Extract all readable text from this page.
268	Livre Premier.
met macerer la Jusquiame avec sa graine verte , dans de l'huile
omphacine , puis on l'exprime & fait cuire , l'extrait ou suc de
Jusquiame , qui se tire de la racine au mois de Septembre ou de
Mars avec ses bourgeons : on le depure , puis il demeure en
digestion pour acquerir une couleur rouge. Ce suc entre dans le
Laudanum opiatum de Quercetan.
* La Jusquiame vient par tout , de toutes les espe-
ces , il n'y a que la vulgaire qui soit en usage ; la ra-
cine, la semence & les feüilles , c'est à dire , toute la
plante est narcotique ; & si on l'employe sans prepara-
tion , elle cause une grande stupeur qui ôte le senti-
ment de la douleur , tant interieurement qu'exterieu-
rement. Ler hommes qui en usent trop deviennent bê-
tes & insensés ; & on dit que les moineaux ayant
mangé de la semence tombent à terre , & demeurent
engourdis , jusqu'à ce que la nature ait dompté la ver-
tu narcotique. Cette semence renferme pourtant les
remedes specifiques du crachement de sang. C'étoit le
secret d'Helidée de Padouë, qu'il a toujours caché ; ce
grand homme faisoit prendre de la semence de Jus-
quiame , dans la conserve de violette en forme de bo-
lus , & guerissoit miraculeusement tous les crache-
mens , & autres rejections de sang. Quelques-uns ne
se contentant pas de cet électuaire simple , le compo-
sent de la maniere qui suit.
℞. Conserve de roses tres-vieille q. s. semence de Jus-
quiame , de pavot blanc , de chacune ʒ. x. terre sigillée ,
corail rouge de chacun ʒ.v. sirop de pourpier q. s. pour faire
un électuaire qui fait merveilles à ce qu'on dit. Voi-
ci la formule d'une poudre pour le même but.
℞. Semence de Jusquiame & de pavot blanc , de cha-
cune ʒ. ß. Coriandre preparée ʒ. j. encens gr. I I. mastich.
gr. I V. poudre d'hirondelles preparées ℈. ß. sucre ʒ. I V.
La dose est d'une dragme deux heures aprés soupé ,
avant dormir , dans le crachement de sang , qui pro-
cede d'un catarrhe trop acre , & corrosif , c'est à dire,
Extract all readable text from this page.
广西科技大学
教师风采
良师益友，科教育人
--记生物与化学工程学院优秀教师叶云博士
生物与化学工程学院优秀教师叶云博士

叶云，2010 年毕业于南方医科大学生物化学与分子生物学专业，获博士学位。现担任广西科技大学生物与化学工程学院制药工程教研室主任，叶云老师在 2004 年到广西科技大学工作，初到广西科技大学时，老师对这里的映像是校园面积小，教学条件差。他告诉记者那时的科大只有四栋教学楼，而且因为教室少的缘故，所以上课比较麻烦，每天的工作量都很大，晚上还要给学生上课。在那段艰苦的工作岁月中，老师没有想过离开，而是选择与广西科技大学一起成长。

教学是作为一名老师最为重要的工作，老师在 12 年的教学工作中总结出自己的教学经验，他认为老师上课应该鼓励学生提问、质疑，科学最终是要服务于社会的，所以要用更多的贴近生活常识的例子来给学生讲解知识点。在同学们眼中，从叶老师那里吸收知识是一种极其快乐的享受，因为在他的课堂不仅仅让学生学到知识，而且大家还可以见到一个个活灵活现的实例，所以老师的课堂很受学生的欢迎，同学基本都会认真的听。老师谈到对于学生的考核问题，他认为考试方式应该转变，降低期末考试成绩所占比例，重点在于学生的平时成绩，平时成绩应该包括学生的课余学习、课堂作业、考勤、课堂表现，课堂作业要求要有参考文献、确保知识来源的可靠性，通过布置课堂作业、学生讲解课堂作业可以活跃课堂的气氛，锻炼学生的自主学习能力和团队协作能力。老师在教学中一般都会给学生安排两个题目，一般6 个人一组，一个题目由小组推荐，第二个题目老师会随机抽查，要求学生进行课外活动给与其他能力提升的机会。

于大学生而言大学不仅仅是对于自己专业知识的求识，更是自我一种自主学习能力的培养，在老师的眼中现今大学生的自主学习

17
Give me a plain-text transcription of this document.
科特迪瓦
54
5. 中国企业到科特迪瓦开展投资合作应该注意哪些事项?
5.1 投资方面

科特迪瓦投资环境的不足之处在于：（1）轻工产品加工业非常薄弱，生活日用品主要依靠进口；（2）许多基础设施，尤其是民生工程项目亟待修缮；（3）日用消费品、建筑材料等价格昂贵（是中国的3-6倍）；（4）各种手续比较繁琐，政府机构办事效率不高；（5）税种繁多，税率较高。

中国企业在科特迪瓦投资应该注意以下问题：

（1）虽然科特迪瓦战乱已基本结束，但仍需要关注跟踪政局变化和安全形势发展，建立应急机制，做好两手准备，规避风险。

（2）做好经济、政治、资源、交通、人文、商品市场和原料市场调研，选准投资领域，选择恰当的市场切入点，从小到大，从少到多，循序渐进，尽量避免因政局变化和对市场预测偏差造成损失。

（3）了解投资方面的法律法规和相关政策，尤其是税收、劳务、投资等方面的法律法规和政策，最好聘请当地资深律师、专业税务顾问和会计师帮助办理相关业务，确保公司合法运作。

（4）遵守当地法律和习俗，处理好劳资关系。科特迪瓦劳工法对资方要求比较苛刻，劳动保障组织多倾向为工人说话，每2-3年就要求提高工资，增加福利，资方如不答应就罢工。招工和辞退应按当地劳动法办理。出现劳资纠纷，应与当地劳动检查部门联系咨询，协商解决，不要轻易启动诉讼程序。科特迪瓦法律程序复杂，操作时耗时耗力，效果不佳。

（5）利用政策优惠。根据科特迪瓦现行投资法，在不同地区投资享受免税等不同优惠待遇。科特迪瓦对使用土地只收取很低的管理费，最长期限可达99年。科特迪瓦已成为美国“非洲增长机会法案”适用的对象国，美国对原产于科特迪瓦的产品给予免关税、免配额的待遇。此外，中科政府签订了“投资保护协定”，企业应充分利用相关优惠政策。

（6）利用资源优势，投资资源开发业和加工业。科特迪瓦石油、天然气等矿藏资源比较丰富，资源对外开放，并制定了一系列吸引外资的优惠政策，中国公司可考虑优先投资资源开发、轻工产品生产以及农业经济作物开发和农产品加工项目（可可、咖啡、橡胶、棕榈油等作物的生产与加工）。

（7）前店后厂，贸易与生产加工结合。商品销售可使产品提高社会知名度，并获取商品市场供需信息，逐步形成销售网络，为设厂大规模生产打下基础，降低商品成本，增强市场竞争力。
----------------
Exercise prompt. Show every line where the string "avec" appears.

Solution.
met macerer la Jusquiame avec sa graine verte , dans de l'huile
Mars avec ses bourgeons : on le depure , puis il demeure en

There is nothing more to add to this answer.